TASK TO COMPLETE: Reproduce verbatim the final portion of the material below, from the line containing "Read all visible content and emit it as JSON." through its last line, and nothing else.

BEGIN DATA ENTRIES

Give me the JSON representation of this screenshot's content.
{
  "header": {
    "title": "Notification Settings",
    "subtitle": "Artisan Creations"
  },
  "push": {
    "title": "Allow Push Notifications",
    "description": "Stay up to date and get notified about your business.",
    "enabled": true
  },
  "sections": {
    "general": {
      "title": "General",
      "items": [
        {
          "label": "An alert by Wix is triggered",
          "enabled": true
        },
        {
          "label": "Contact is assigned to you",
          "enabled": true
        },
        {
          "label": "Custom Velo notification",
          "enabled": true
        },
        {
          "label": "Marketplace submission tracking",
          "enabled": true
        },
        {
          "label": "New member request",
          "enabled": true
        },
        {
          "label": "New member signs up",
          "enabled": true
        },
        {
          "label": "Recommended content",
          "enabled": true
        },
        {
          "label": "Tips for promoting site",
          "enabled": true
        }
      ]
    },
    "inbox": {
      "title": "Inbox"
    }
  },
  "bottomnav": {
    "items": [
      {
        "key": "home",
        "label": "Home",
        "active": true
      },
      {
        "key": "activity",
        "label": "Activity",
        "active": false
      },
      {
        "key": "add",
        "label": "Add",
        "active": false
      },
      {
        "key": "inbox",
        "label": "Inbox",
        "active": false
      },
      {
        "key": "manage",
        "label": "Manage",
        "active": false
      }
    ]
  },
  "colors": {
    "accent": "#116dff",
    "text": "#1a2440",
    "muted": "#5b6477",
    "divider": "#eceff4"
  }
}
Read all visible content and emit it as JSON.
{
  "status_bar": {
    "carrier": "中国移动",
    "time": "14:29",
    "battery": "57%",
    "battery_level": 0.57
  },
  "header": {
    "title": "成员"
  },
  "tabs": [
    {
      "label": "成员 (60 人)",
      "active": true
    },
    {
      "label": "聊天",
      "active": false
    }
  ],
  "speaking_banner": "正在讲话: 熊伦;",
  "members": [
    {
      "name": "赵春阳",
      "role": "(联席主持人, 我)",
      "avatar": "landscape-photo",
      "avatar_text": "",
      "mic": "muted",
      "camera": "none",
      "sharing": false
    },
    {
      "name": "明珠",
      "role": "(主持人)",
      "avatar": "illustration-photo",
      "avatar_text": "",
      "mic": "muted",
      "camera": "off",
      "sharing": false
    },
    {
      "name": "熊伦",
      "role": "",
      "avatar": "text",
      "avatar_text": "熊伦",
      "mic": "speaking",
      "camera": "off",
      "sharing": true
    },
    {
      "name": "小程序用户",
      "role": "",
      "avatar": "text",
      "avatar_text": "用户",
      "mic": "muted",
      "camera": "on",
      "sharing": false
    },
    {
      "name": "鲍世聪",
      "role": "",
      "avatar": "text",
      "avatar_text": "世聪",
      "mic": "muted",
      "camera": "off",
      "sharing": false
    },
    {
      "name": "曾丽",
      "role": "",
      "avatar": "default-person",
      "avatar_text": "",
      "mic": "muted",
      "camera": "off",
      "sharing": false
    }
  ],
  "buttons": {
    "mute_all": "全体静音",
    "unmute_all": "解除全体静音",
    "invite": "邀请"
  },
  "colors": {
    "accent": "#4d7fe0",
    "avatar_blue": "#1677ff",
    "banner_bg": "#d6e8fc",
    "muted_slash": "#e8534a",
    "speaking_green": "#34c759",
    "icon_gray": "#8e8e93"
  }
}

END DATA ENTRIES

RESPONSE TO THIS EXERCISE:
Read all visible content and emit it as JSON.
{
  "status_bar": {
    "carrier": "中国移动",
    "time": "14:29",
    "battery": "57%",
    "battery_level": 0.57
  },
  "header": {
    "title": "成员"
  },
  "tabs": [
    {
      "label": "成员 (60 人)",
      "active": true
    },
    {
      "label": "聊天",
      "active": false
    }
  ],
  "speaking_banner": "正在讲话: 熊伦;",
  "members": [
    {
      "name": "赵春阳",
      "role": "(联席主持人, 我)",
      "avatar": "landscape-photo",
      "avatar_text": "",
      "mic": "muted",
      "camera": "none",
      "sharing": false
    },
    {
      "name": "明珠",
      "role": "(主持人)",
      "avatar": "illustration-photo",
      "avatar_text": "",
      "mic": "muted",
      "camera": "off",
      "sharing": false
    },
    {
      "name": "熊伦",
      "role": "",
      "avatar": "text",
      "avatar_text": "熊伦",
      "mic": "speaking",
      "camera": "off",
      "sharing": true
    },
    {
      "name": "小程序用户",
      "role": "",
      "avatar": "text",
      "avatar_text": "用户",
      "mic": "muted",
      "camera": "on",
      "sharing": false
    },
    {
      "name": "鲍世聪",
      "role": "",
      "avatar": "text",
      "avatar_text": "世聪",
      "mic": "muted",
      "camera": "off",
      "sharing": false
    },
    {
      "name": "曾丽",
      "role": "",
      "avatar": "default-person",
      "avatar_text": "",
      "mic": "muted",
      "camera": "off",
      "sharing": false
    }
  ],
  "buttons": {
    "mute_all": "全体静音",
    "unmute_all": "解除全体静音",
    "invite": "邀请"
  },
  "colors": {
    "accent": "#4d7fe0",
    "avatar_blue": "#1677ff",
    "banner_bg": "#d6e8fc",
    "muted_slash": "#e8534a",
    "speaking_green": "#34c759",
    "icon_gray": "#8e8e93"
  }
}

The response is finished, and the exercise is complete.